[begin Material]

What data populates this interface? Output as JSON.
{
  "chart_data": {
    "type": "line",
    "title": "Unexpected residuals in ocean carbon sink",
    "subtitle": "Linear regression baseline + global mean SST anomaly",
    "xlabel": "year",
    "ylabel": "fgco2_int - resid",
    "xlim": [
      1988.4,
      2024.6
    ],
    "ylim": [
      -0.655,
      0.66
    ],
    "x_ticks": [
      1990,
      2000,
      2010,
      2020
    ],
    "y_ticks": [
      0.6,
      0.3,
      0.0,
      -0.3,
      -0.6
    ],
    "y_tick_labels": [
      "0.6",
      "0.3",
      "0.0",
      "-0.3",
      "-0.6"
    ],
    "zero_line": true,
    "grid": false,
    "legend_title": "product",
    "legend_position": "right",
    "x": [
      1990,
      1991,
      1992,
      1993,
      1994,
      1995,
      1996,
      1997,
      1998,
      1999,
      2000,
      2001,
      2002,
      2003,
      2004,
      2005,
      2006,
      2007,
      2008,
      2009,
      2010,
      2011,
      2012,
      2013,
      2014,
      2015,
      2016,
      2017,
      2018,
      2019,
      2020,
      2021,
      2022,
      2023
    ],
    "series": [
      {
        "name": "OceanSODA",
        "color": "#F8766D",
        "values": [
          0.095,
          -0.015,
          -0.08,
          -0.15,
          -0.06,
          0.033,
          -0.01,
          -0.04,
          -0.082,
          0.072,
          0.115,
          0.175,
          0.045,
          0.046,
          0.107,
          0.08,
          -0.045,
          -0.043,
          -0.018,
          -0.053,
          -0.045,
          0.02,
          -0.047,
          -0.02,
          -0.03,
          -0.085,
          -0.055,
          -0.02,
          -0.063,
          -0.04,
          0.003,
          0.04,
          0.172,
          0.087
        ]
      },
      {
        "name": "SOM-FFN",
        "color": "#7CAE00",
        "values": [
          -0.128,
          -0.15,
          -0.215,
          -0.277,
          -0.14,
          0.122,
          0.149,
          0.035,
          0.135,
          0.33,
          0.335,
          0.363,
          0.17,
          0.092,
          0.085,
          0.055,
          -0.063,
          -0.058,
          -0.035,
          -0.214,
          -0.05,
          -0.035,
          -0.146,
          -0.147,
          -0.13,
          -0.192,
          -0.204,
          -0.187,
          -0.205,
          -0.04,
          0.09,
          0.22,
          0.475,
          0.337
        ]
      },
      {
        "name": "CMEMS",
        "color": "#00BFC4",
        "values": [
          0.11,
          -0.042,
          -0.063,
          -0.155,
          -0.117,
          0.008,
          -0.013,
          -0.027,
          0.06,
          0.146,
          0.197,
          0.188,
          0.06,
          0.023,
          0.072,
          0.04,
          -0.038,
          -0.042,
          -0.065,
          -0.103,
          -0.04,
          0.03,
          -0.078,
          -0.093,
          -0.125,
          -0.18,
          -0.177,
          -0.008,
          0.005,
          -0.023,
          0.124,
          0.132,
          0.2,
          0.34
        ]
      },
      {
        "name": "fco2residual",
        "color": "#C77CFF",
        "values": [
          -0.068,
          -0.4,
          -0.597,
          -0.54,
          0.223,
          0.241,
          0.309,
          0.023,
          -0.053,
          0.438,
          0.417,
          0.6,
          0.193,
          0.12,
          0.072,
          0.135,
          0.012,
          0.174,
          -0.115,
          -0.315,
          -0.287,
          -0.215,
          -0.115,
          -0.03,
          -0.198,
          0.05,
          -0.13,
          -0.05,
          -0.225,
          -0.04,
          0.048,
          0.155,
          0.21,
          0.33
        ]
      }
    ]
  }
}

[end Material]
[begin Material]

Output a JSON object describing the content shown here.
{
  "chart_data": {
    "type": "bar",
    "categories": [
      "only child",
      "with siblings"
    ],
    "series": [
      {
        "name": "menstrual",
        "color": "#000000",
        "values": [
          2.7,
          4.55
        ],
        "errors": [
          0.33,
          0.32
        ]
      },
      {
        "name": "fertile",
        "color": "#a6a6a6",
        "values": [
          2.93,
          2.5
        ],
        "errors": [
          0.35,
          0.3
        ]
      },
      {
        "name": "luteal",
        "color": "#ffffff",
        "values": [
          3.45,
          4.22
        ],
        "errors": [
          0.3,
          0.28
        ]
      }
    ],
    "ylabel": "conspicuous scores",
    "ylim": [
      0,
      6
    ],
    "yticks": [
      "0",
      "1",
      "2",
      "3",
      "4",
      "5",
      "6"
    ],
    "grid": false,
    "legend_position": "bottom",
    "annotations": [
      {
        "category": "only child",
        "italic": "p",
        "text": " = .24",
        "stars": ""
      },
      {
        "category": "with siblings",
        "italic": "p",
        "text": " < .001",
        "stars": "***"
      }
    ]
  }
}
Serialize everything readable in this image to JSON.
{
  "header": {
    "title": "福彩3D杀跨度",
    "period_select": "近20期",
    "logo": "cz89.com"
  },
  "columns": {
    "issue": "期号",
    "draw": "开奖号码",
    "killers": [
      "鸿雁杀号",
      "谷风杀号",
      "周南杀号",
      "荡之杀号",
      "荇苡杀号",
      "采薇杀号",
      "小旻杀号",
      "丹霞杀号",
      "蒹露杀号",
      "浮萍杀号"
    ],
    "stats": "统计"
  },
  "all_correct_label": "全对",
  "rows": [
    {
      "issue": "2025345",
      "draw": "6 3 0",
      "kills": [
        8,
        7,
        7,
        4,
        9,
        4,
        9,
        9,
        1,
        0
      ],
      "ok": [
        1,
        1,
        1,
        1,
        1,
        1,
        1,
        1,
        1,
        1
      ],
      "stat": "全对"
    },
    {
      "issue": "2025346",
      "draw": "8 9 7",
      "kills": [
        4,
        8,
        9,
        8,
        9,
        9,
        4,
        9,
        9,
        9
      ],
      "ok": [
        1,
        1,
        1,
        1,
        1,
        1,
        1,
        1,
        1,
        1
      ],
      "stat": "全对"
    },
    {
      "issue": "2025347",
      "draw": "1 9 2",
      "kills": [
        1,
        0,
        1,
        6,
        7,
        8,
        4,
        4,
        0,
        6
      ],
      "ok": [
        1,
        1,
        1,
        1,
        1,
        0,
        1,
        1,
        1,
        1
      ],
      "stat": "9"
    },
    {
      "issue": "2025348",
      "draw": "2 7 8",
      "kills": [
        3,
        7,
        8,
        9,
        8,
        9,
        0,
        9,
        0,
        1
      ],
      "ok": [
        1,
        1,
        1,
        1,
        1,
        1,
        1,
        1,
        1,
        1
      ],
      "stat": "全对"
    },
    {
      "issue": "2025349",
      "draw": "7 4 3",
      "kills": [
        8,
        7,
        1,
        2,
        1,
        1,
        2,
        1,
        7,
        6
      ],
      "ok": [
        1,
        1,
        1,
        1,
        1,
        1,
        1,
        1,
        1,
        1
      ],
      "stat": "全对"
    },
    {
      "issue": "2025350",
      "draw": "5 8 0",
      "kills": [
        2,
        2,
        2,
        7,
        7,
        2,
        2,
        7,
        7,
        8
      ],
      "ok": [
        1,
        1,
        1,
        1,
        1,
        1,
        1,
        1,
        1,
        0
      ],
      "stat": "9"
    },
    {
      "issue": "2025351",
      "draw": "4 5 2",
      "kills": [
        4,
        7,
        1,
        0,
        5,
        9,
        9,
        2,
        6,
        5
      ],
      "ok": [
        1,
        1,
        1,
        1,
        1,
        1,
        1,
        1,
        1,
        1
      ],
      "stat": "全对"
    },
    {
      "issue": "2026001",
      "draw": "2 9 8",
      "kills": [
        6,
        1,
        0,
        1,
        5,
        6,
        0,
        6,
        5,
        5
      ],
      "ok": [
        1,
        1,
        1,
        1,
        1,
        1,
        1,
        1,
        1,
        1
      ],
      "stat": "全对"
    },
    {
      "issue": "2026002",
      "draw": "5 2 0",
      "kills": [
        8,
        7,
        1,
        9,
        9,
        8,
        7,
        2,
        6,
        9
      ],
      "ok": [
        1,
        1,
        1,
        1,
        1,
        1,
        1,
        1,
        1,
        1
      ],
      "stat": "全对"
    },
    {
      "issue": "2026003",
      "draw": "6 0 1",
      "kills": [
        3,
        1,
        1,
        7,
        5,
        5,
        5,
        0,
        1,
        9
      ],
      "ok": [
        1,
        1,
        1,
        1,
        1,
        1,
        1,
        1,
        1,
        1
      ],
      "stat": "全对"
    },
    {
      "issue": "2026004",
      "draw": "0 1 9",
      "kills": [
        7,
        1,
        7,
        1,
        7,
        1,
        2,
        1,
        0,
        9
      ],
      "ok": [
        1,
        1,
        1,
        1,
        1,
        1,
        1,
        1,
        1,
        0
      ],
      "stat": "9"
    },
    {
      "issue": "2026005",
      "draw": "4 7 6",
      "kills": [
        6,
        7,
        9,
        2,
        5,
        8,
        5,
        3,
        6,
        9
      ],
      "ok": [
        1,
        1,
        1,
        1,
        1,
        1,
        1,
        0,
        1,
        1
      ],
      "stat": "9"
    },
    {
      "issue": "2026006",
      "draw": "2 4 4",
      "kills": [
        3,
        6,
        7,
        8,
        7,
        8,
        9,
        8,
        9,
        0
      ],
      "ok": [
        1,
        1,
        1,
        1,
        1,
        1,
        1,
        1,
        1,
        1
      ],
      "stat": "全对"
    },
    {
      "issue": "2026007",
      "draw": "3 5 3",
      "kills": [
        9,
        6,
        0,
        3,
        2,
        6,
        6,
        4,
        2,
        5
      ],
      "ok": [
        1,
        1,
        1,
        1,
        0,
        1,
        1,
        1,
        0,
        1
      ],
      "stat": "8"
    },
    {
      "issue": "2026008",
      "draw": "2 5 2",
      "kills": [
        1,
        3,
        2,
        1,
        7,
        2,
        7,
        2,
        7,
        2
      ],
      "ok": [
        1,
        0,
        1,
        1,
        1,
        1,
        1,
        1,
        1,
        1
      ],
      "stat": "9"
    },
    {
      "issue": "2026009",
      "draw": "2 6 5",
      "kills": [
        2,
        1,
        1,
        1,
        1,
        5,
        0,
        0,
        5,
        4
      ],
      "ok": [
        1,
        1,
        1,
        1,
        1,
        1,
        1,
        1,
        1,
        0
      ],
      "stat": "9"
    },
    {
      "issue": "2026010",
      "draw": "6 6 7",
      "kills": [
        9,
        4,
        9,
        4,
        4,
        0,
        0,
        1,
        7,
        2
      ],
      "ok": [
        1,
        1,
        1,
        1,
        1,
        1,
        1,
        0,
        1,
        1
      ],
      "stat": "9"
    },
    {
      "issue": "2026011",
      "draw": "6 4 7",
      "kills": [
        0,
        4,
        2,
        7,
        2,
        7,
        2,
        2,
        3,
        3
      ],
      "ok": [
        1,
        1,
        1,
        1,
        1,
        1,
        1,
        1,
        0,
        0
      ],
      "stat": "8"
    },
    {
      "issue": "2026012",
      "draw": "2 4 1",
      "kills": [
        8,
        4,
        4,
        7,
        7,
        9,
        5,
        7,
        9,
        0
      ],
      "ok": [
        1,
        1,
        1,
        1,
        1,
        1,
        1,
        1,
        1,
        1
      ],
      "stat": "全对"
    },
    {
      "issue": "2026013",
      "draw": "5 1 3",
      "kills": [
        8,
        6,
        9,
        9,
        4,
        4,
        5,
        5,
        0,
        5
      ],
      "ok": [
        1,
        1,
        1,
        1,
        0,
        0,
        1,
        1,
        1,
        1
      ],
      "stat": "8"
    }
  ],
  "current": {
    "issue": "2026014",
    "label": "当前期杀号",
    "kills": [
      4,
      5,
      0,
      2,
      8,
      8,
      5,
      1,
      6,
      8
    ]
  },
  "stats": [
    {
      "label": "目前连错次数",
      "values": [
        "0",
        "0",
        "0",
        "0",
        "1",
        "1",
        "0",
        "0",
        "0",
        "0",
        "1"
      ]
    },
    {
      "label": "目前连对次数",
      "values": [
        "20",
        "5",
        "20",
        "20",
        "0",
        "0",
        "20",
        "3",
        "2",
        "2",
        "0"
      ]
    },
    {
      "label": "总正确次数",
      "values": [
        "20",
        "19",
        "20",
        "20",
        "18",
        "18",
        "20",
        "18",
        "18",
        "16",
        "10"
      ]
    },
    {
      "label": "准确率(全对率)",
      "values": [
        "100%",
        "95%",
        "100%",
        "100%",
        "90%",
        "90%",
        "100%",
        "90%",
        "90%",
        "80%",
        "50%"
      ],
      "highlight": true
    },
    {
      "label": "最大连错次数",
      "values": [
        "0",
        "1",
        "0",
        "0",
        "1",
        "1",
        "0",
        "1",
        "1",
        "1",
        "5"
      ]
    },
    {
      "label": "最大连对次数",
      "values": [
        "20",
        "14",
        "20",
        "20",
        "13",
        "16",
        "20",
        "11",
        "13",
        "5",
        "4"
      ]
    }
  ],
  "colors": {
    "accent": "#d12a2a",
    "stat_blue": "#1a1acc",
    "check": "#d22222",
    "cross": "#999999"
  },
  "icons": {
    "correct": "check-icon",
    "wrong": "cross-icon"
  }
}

[end Material]
[begin Material]

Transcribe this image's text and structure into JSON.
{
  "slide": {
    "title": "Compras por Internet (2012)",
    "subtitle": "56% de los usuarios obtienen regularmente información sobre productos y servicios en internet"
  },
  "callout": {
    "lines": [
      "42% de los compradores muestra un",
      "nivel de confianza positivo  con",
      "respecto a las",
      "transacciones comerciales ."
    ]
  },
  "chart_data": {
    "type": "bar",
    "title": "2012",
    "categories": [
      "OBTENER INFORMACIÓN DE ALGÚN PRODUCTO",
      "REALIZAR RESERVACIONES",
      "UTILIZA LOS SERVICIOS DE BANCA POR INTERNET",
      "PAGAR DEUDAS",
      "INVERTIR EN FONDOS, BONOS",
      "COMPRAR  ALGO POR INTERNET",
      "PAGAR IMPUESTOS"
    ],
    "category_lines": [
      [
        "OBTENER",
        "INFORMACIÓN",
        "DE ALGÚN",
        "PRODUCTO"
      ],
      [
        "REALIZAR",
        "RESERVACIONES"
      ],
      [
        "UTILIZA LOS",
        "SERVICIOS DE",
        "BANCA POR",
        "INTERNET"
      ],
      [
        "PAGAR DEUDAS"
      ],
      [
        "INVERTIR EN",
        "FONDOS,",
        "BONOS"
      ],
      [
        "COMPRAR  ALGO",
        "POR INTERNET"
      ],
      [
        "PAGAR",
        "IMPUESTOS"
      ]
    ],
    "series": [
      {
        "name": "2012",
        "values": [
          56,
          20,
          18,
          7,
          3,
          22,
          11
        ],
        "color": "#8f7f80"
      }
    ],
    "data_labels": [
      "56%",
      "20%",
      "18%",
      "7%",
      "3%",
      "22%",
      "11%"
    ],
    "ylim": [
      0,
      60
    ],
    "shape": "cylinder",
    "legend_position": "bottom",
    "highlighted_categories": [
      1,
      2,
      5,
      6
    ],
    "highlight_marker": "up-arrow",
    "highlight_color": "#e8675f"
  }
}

[end Material]

▶ _Task_
Provide the number of lines in these entries that hold the word "siblings", without any accompanying text.

▶ _Exercise result_
2